> _Problem statement_
Restate all of the data exactly.

::: Data excerpts :::

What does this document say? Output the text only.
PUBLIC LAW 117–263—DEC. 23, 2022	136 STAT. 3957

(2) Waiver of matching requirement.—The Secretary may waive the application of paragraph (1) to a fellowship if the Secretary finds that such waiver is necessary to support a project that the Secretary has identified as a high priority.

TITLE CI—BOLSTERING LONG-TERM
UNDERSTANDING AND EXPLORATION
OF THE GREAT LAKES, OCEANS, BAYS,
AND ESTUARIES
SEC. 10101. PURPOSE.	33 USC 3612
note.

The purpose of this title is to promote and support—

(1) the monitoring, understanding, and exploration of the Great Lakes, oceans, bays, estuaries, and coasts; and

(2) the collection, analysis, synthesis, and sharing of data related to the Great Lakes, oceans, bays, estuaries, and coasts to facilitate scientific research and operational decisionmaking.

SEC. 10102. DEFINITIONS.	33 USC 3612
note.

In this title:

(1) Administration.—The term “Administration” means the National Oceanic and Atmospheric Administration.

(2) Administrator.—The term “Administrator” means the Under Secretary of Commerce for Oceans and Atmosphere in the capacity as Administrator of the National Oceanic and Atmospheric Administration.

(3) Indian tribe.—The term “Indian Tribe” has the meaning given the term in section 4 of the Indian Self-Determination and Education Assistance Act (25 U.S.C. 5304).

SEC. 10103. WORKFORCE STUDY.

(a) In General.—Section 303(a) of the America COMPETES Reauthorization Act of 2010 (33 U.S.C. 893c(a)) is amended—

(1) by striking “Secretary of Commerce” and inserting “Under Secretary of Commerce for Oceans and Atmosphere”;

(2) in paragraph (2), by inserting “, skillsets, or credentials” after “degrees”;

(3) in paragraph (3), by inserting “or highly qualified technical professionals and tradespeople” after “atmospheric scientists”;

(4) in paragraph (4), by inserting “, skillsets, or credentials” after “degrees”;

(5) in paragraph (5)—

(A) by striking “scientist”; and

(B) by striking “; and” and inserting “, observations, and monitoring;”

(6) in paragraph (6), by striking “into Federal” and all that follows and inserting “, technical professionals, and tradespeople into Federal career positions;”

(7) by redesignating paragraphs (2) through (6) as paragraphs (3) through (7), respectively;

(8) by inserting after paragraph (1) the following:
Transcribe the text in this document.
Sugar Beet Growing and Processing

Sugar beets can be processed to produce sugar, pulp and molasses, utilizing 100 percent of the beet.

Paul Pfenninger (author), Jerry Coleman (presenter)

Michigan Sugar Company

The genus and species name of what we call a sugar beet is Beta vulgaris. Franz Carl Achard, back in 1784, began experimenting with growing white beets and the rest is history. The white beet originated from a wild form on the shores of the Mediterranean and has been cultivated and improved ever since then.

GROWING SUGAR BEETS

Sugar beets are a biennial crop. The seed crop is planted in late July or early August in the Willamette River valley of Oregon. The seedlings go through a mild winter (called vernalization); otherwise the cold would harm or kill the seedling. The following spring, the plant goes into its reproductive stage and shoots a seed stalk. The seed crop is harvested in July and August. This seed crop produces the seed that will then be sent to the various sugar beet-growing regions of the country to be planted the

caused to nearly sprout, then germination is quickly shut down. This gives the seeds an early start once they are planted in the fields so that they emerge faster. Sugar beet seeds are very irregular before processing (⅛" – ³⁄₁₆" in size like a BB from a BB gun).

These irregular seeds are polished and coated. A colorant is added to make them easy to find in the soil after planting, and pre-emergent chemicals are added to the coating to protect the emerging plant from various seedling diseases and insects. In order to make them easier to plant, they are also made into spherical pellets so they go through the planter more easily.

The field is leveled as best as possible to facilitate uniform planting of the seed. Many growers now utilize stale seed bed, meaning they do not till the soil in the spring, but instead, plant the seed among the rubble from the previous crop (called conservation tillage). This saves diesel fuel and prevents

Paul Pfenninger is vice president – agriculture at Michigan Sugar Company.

:::

> _Response for this exercise_
What does this document say? Output the text only.
PUBLIC LAW 117–263—DEC. 23, 2022	136 STAT. 3957

(2) Waiver of matching requirement.—The Secretary may waive the application of paragraph (1) to a fellowship if the Secretary finds that such waiver is necessary to support a project that the Secretary has identified as a high priority.

TITLE CI—BOLSTERING LONG-TERM
UNDERSTANDING AND EXPLORATION
OF THE GREAT LAKES, OCEANS, BAYS,
AND ESTUARIES
SEC. 10101. PURPOSE.	33 USC 3612
note.

The purpose of this title is to promote and support—

(1) the monitoring, understanding, and exploration of the Great Lakes, oceans, bays, estuaries, and coasts; and

(2) the collection, analysis, synthesis, and sharing of data related to the Great Lakes, oceans, bays, estuaries, and coasts to facilitate scientific research and operational decisionmaking.

SEC. 10102. DEFINITIONS.	33 USC 3612
note.

In this title:

(1) Administration.—The term “Administration” means the National Oceanic and Atmospheric Administration.

(2) Administrator.—The term “Administrator” means the Under Secretary of Commerce for Oceans and Atmosphere in the capacity as Administrator of the National Oceanic and Atmospheric Administration.

(3) Indian tribe.—The term “Indian Tribe” has the meaning given the term in section 4 of the Indian Self-Determination and Education Assistance Act (25 U.S.C. 5304).

SEC. 10103. WORKFORCE STUDY.

(a) In General.—Section 303(a) of the America COMPETES Reauthorization Act of 2010 (33 U.S.C. 893c(a)) is amended—

(1) by striking “Secretary of Commerce” and inserting “Under Secretary of Commerce for Oceans and Atmosphere”;

(2) in paragraph (2), by inserting “, skillsets, or credentials” after “degrees”;

(3) in paragraph (3), by inserting “or highly qualified technical professionals and tradespeople” after “atmospheric scientists”;

(4) in paragraph (4), by inserting “, skillsets, or credentials” after “degrees”;

(5) in paragraph (5)—

(A) by striking “scientist”; and

(B) by striking “; and” and inserting “, observations, and monitoring;”

(6) in paragraph (6), by striking “into Federal” and all that follows and inserting “, technical professionals, and tradespeople into Federal career positions;”

(7) by redesignating paragraphs (2) through (6) as paragraphs (3) through (7), respectively;

(8) by inserting after paragraph (1) the following:
Transcribe the text in this document.
Sugar Beet Growing and Processing

Sugar beets can be processed to produce sugar, pulp and molasses, utilizing 100 percent of the beet.

Paul Pfenninger (author), Jerry Coleman (presenter)

Michigan Sugar Company

The genus and species name of what we call a sugar beet is Beta vulgaris. Franz Carl Achard, back in 1784, began experimenting with growing white beets and the rest is history. The white beet originated from a wild form on the shores of the Mediterranean and has been cultivated and improved ever since then.

GROWING SUGAR BEETS

Sugar beets are a biennial crop. The seed crop is planted in late July or early August in the Willamette River valley of Oregon. The seedlings go through a mild winter (called vernalization); otherwise the cold would harm or kill the seedling. The following spring, the plant goes into its reproductive stage and shoots a seed stalk. The seed crop is harvested in July and August. This seed crop produces the seed that will then be sent to the various sugar beet-growing regions of the country to be planted the

caused to nearly sprout, then germination is quickly shut down. This gives the seeds an early start once they are planted in the fields so that they emerge faster. Sugar beet seeds are very irregular before processing (⅛" – ³⁄₁₆" in size like a BB from a BB gun).

These irregular seeds are polished and coated. A colorant is added to make them easy to find in the soil after planting, and pre-emergent chemicals are added to the coating to protect the emerging plant from various seedling diseases and insects. In order to make them easier to plant, they are also made into spherical pellets so they go through the planter more easily.

The field is leveled as best as possible to facilitate uniform planting of the seed. Many growers now utilize stale seed bed, meaning they do not till the soil in the spring, but instead, plant the seed among the rubble from the previous crop (called conservation tillage). This saves diesel fuel and prevents

Paul Pfenninger is vice president – agriculture at Michigan Sugar Company.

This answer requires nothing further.